▸ **TO BE DONE**
Can you continue the forum thread below about setting up a planted 3-gallon nano tank, picking up right after its last post and leaving the listing aside?

# planted 3 gallon nano - My first try!



## cajunqueen (Feb 13, 2008)

Hello everyone!

Well, this is my first time posting here and my first time setting up a planted freshwater aquarium. I've done a few saltwater aquariums successfully in the past so I'm hoping this project won't be as difficult. Somehow I have a feeling I'm wrong. 

Here is a rundown of what I have:

3 gallon desk aquarium
3 stage power filter
18 W compact fluorescent with 50/50 14,000 actinic & 7,400 daylight
(lighting came with kit)


For substrate I'm using Seachem Onyx. I would have preferred EcoComplete, but the lfs didn't have any and I was excited to get started and purchased the Onyx instead. I was told to use Spring water by the lfs if I didn't have RO water available. This tank is being placed on my desk at my office. My desk sits near a very large window in our auto showroom. ( lots of light from outside) I have a feeling the little light that came with it will be too much and is designed for saltwater aquariums. Can I make it work or will I have to purchase a new one ( which I'd rather not do, since I already have one). 

Here are some questions that I have. Should I use co2 or go without? I also purchased FloraPride plant fertilizer made by TetraPlant. Again, I would have preferred Flourish but they were out. I have absolutely no idea which plants I will be getting since I'm still doing research on them. I know they will have to be very small maybe dwarf plants of some kind that do well in nano tanks. Any suggestions would be greatly appreciated.

So, that's it so far. I know I've probably made some mistakes already because of my impatience so you can give me a tougue lashing now before I go too far with this. I'm willing to correct any mistakes I've made no matter what. I really want this little guy to look nice.


----------



## Green Leaf Aquariums (Feb 26, 2007)

Welcome Cajunqueen, with a small 3g tank you dont need co2 excel would be fine. You can search the swap forum for great deals on plants, there's always something in there. Good luck, and again Welcome to PT!


----------



## wawawang (Jan 22, 2008)

I suggest changing your bulb. I believe actinic doesnt do anything for fresh that is for marine.


----------



## thelobster (Jun 30, 2007)

^actinic really changes the way plants grow. They tend to be way more bushier....the actinic in my tank really fubared my HC it went from lil tiny leaves to all super bushy big leaves.


----------



## cajunqueen (Feb 13, 2008)

Thanks Orlando for the welcome. I'm really glad I came upon this site. I always read the articles in my subscription of TFH. I knew my lighting wasn't quite appropriate for this kind of tank so I guess I'll modify it. It looks like the actinics have to go. It's a shame cuz they look so pretty. What about the substrate? Is it ok?

▸ **DATA EXTRACT**

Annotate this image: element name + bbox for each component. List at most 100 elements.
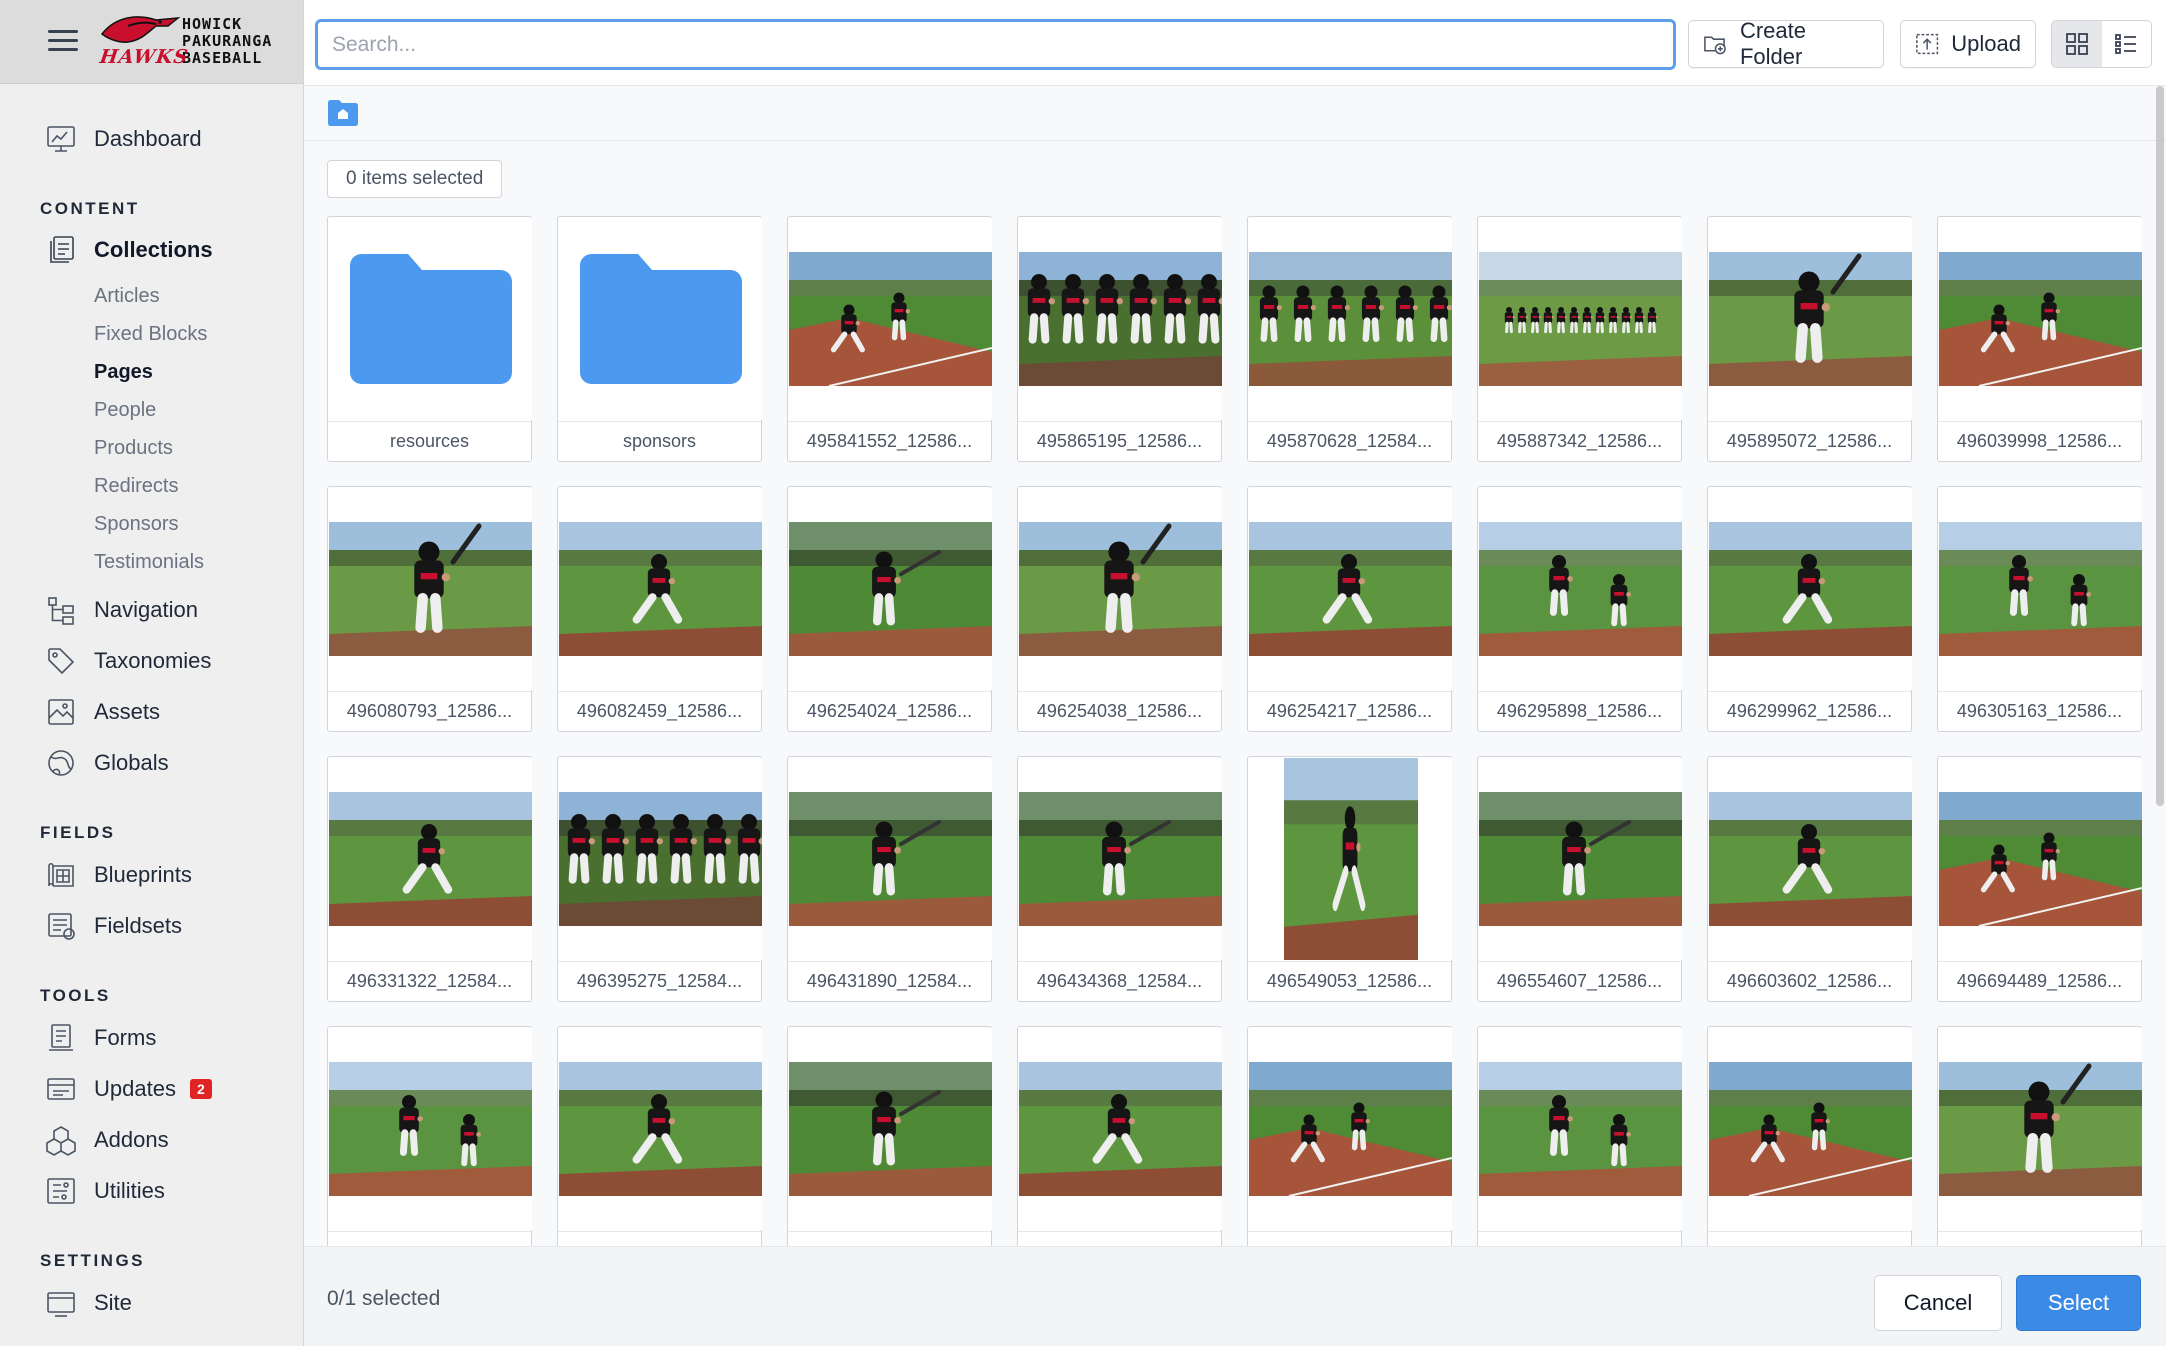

▸ **RESULT OF THE TASK**
You know what? I'll try to post some pics of the tank to show you what I've done so far. I know you guys are tired of seeing other people's tanks and answering the same questions over and over but as you can tell from my post, I can be a bit anxious. 

If the lighting is the only problem so far, then I'm doing good! I'm really glad I found the plant list on this site. It is extremely helpful. But now I have to go through all of them and decide which plants to choose.

If anyone has any more suggestions I'd be grateful.


----------



## cajunqueen (Feb 13, 2008)

*Pics for you to see*

Here is the front of the tank


















The side of the tank


----------



## Church (Sep 14, 2004)

Lookin good so far! Definitely change that bulb though.


----------



## cajunqueen (Feb 13, 2008)

Thanks Church for the reply. I know its bare but I'm not sure what kind of driftwood or rocks would be best to put in it. I was told that real driftwood would stain the water and certain rocks would raise the ph. Is there a list somewhere that I can go by to judge which ones a safe? Also, which websites are good to order plants?


----------



## Church (Sep 14, 2004)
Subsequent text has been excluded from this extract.